● **Task goal**: Review the material line by line. Identify and copy every line that contains the string "title".

--

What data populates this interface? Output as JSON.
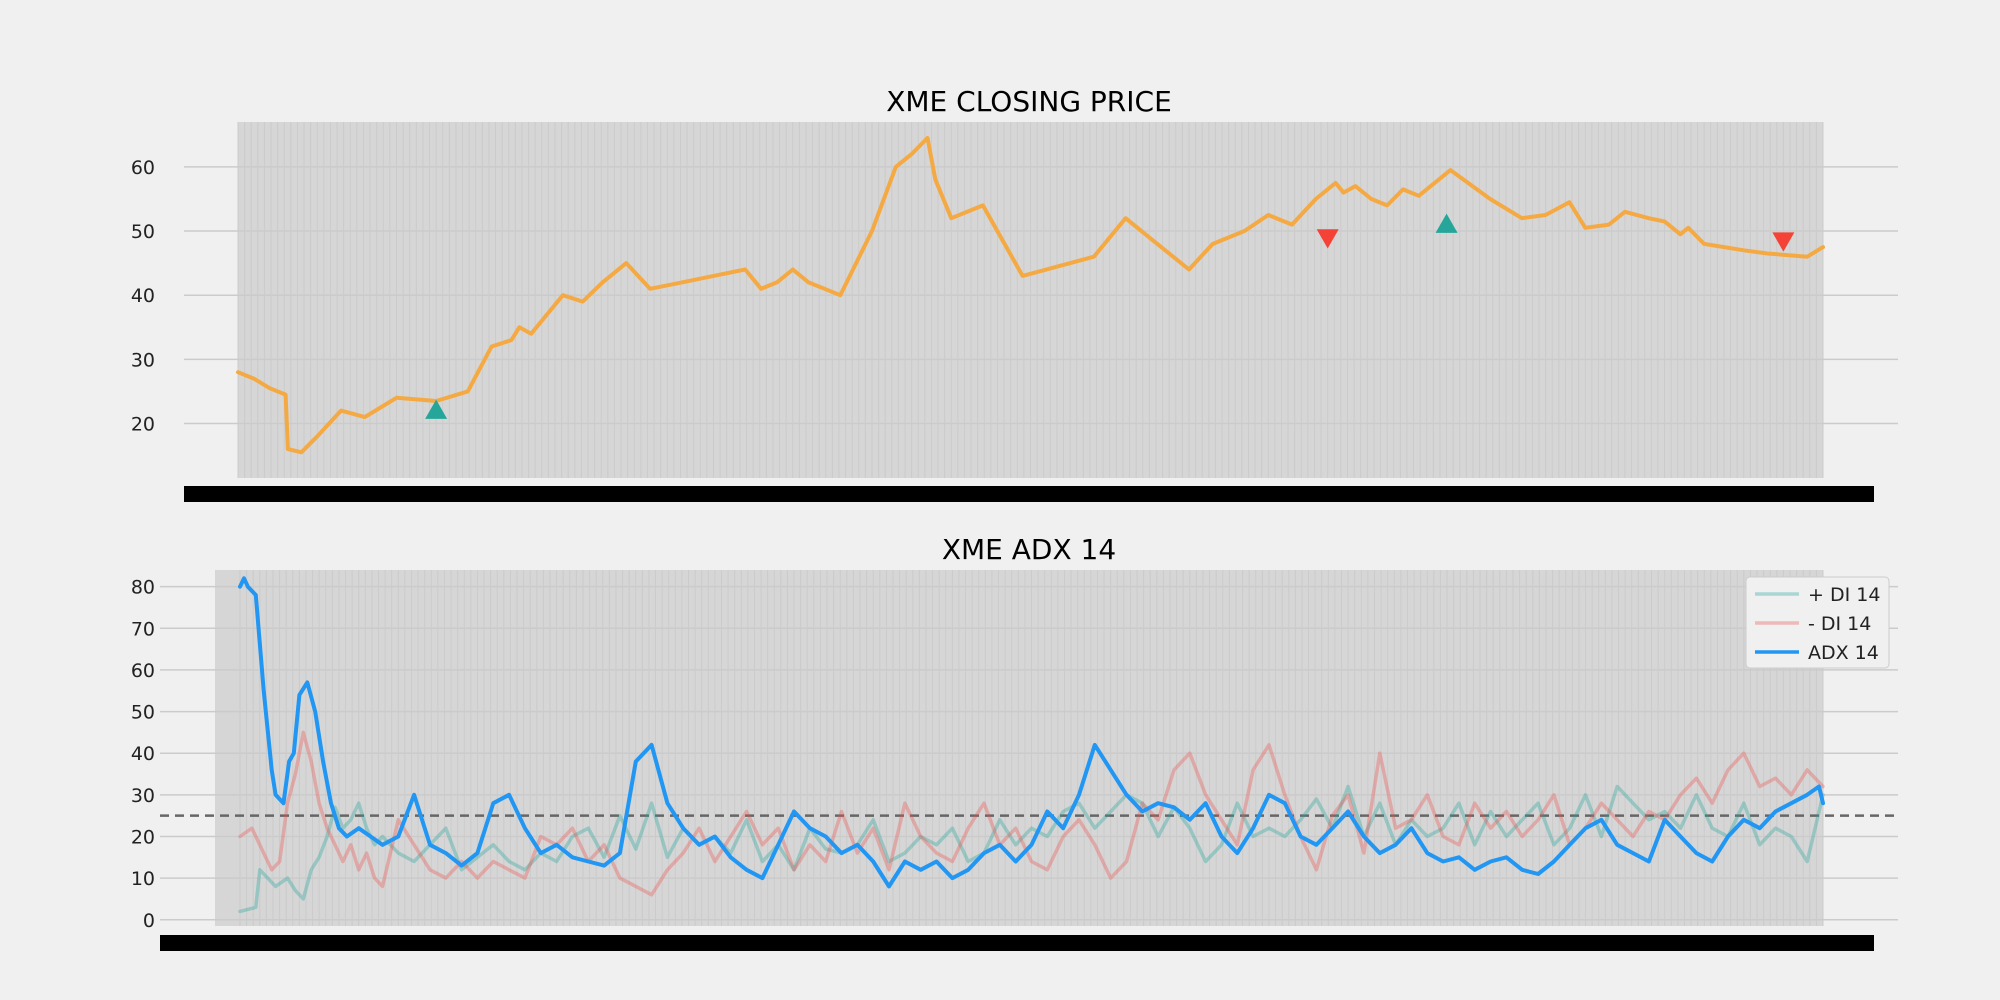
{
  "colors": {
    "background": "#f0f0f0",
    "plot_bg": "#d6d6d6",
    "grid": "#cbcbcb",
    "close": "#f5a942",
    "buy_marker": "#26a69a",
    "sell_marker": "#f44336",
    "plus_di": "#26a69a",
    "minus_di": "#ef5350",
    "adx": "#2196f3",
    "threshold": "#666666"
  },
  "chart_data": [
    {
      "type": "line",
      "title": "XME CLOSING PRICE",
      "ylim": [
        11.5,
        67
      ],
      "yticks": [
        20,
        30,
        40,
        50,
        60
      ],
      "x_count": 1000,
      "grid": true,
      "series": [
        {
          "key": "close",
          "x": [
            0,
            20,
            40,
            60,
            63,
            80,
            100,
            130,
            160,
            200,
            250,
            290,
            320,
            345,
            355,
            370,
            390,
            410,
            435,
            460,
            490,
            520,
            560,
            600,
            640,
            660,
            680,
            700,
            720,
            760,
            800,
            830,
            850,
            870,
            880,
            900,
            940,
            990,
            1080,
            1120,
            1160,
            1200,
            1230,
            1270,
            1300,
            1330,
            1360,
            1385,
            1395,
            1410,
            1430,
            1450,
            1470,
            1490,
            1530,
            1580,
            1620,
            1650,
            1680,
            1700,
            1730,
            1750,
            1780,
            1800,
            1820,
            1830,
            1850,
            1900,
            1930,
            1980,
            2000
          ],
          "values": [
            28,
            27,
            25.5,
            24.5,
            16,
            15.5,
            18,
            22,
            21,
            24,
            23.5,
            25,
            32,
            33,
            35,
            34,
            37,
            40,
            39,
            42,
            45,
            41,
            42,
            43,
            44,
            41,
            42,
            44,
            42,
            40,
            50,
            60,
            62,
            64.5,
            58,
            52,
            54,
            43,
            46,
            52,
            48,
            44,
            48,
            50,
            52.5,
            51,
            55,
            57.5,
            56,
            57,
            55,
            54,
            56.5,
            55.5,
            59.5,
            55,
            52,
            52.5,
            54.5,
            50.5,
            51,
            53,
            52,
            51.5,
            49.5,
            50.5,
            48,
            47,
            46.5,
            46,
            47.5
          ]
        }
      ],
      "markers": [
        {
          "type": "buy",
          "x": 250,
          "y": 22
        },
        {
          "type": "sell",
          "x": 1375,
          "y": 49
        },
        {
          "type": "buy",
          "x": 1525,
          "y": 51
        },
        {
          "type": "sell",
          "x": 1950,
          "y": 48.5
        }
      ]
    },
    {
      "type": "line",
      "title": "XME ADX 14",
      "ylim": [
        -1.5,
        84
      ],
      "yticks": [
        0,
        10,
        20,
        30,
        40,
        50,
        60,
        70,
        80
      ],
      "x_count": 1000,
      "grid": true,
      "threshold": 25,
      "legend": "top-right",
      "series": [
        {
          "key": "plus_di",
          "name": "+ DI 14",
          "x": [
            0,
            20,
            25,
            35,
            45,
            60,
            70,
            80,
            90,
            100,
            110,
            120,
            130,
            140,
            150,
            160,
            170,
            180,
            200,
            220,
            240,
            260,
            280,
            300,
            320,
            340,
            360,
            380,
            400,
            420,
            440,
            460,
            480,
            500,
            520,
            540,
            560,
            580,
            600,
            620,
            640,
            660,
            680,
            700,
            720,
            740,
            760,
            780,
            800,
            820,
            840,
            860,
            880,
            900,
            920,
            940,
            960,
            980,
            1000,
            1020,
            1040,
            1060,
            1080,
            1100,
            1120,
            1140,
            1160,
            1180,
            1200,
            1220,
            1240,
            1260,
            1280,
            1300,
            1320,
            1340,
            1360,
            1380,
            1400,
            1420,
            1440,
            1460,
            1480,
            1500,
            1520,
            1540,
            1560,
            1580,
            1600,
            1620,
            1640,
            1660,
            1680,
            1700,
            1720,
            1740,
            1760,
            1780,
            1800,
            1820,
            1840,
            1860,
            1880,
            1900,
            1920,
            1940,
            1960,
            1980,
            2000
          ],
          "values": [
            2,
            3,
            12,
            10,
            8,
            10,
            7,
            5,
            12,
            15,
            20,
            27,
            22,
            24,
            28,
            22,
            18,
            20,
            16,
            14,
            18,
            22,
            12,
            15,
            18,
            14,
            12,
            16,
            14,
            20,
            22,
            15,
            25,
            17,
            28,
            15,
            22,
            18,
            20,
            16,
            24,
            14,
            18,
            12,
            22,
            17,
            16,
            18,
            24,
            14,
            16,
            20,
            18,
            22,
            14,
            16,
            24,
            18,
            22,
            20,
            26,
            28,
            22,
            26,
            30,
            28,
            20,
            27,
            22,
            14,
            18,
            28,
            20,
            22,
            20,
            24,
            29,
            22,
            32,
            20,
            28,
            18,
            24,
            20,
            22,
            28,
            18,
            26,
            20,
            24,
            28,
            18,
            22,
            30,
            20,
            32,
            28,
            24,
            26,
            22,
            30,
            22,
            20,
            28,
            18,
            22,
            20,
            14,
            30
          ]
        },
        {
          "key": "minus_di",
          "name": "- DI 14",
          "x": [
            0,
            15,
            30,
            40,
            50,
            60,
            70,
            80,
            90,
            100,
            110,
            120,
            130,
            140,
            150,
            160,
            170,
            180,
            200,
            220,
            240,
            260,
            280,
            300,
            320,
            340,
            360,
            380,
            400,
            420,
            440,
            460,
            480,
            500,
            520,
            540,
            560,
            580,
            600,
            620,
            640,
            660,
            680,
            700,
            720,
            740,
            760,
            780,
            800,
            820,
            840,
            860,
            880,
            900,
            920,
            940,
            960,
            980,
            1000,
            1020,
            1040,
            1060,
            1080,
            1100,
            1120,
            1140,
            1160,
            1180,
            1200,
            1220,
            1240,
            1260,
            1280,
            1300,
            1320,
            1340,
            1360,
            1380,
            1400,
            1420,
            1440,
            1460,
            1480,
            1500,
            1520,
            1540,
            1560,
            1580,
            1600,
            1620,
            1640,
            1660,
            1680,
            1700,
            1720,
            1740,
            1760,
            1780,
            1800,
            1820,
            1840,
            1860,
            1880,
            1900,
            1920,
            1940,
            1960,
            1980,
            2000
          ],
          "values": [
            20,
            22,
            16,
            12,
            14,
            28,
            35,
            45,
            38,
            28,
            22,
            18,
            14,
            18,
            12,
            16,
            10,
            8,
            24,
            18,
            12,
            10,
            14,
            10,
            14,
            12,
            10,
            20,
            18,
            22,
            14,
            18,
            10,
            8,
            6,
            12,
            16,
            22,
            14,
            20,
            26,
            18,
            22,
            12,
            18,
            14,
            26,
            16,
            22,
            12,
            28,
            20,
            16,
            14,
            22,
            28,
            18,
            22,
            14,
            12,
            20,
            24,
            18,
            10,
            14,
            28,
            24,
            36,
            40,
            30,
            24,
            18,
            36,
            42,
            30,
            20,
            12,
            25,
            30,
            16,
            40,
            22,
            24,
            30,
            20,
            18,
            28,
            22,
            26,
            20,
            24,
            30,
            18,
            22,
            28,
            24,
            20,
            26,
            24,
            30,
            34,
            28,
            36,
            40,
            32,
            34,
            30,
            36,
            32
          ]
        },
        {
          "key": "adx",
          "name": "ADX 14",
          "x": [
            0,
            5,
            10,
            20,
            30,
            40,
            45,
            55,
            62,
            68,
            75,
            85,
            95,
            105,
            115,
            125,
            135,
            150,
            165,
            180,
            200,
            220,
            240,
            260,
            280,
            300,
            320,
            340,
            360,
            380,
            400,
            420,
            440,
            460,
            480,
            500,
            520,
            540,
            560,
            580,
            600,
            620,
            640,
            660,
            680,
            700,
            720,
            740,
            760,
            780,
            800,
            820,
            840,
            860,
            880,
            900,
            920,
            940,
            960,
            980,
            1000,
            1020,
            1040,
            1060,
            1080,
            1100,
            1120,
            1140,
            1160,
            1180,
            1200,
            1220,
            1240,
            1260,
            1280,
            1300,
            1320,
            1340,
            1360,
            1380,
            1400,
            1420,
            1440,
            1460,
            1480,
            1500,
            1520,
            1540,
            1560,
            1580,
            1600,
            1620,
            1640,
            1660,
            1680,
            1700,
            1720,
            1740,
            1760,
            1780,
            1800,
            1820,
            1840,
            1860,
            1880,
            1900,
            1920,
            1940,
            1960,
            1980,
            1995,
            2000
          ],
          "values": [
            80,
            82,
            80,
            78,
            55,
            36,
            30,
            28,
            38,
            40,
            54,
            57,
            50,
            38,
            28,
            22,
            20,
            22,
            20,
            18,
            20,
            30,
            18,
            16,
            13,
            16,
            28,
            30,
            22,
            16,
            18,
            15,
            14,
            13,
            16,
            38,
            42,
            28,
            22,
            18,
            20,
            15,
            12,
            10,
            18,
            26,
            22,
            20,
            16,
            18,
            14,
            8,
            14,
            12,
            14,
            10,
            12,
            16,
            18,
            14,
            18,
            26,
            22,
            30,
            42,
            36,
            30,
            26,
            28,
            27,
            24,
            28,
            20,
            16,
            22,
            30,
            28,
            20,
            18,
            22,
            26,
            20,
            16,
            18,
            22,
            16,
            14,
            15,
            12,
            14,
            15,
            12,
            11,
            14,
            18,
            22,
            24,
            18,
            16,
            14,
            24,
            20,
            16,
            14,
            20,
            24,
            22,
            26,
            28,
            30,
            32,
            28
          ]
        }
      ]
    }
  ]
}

--

● **Final result**:
      "title": "XME CLOSING PRICE",
      "title": "XME ADX 14",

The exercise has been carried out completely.